» **Given request**: Locate the string "paragraph" in the records below. Copy every line where it occurs.

» **Given records**:
▼
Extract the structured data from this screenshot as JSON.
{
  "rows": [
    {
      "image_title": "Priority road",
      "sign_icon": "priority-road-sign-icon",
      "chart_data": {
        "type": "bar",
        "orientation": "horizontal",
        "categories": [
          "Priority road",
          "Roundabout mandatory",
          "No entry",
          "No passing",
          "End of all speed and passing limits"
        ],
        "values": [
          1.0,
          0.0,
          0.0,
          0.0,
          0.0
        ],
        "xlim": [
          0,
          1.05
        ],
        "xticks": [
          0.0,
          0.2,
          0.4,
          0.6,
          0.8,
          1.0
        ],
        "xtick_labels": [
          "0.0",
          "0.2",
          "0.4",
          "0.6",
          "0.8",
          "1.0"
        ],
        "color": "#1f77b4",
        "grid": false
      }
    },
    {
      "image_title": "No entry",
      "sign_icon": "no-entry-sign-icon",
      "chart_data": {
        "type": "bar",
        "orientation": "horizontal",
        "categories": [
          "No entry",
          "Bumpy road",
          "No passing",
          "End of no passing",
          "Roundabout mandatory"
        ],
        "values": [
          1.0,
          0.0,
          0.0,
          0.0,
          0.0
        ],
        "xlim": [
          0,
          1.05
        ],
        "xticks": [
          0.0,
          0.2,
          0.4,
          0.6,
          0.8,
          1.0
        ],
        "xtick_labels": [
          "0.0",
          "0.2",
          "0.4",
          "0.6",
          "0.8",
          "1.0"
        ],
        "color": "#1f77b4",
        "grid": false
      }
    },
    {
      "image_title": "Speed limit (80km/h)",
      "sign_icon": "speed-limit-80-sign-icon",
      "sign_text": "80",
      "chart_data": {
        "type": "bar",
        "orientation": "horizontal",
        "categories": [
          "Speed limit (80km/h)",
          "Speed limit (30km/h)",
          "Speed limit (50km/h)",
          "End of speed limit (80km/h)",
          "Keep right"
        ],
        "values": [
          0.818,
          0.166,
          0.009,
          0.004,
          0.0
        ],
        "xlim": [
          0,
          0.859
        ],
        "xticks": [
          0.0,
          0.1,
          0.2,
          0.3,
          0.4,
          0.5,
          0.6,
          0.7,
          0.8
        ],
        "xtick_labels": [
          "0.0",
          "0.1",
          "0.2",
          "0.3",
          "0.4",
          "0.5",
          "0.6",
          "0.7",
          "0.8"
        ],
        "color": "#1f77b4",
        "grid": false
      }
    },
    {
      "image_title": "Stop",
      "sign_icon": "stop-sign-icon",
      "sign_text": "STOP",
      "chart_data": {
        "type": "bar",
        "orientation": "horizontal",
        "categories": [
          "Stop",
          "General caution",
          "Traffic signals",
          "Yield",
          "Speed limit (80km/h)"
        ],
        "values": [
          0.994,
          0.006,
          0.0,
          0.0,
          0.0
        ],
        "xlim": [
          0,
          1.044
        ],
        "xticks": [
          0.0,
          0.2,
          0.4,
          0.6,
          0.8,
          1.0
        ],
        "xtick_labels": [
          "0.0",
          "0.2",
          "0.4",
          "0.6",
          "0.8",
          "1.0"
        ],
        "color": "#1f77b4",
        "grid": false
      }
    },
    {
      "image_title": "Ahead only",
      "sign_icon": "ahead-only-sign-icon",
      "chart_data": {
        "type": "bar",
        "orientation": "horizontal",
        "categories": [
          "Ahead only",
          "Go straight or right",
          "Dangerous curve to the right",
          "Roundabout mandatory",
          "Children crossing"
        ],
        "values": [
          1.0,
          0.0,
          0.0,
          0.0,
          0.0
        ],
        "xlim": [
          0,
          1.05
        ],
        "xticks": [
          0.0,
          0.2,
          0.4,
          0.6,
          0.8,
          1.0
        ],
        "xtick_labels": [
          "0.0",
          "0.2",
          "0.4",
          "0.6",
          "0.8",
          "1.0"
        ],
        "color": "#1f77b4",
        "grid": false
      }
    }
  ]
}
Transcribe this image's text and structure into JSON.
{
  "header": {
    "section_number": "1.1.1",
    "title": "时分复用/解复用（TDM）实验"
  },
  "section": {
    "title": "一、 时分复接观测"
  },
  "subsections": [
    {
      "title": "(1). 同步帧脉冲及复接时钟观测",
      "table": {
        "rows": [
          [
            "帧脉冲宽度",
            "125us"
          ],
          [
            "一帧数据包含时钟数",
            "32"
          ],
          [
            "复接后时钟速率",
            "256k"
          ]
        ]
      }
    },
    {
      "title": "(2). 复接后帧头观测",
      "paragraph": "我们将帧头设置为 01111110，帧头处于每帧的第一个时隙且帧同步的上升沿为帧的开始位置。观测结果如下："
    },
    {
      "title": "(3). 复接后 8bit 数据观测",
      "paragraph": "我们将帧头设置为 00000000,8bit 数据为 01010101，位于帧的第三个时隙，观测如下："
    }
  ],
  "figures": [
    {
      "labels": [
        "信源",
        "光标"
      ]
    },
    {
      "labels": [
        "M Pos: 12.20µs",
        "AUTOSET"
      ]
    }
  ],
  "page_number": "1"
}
▲
» **Solution**:
      "paragraph": "我们将帧头设置为 01111110，帧头处于每帧的第一个时隙且帧同步的上升沿为帧的开始位置。观测结果如下："
      "paragraph": "我们将帧头设置为 00000000,8bit 数据为 01010101，位于帧的第三个时隙，观测如下："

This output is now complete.